• Votre consigne:
Recopiez à l'identique le passage de l'article sur la dissolution des Soulèvements de la Terre qui va de « L’assistance était nombreuse » jusqu'à « par un décret. ».

• Extrait du document:
▼

L’assistance était nombreuse ce mardi après-midi au Palais-Royal (Paris 1er) pour le premier acte de la bataille juridique qui oppose le collectif Les Soulèvements de la Terre et ses soutiens au ministère de l’Intérieur. Le mouvement conteste sa dissolution, décidée le 21 juin 2023 par un décret.
Urgence climatique versus urgence à dissoudre
Les termes du débat sont simples en apparence. Dans le cadre de cette procédure de référé, les juges doivent uniquement examiner si les quatre requêtes en discussion ce mardi répondent aux deux conditions qui peuvent justifier que soit suspendu en urgence un acte administratif : existe-t-il une urgence à suspendre l’acte, ainsi qu’un doute sérieux sur sa légalité ?
Pourtant c’est sans doute un peu plus qui s’est joué lors de l’audience. Pour les représentants des Soulèvements de la Terre, ce sont deux symboles qui s’opposent. D’un côté leurs actions, qualifiées de « désarmement » par le collectif, pour alerter sur l’urgence climatique. De l’autre, un décret dans lequel ils notent une urgence à dissoudre le mouvement pour « compenser la carence de l’Etat en matière d’environnement ». Antoine Lyon-Caen, l’un des avocats des Soulèvements de la Terre, voit dans la décision du gouvernement « un procédé dangereux pour le gouvernement lui-même » quand Aihona Pascual, autre représentant du mouvement, appelle à « mettre fin à une mesure d’affichage ».
Des actions contre les infrastructures
Les avocats relèvent également que la dissolution n’est pas suffisamment motivée. Le décret ne vise que six événements pour lesquels Les Soulèvements de la Terre auraient provoqué des atteintes aux biens. Sont ainsi visés notamment l’occupation de plusieurs sites des groupes Lafarge et Eqiom entre le 29 juin et le 4 juillet 2021 pour protester contre le Grand Paris Express, les différentes manifestations en 2022 et 2023 contre le projet de méga-bassines à Sainte-Soline (79) ou encore le sabotage d’une centre à béton BHR à Nantes (44) en juin 2023. Pour les requérants il ne s’agit que d’une « accumulation de griefs, non circonstanciés et non imputables » au collectif.

▲

• Les données:
▼

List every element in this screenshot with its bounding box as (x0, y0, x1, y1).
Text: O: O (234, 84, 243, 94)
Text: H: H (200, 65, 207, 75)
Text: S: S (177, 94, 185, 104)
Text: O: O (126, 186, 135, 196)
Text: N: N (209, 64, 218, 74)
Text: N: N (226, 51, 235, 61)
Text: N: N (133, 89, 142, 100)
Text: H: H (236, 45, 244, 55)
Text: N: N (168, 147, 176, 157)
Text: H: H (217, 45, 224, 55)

▲

• Réponse:
L’assistance était nombreuse ce mardi après-midi au Palais-Royal (Paris 1er) pour le premier acte de la bataille juridique qui oppose le collectif Les Soulèvements de la Terre et ses soutiens au ministère de l’Intérieur. Le mouvement conteste sa dissolution, décidée le 21 juin 2023 par un décret.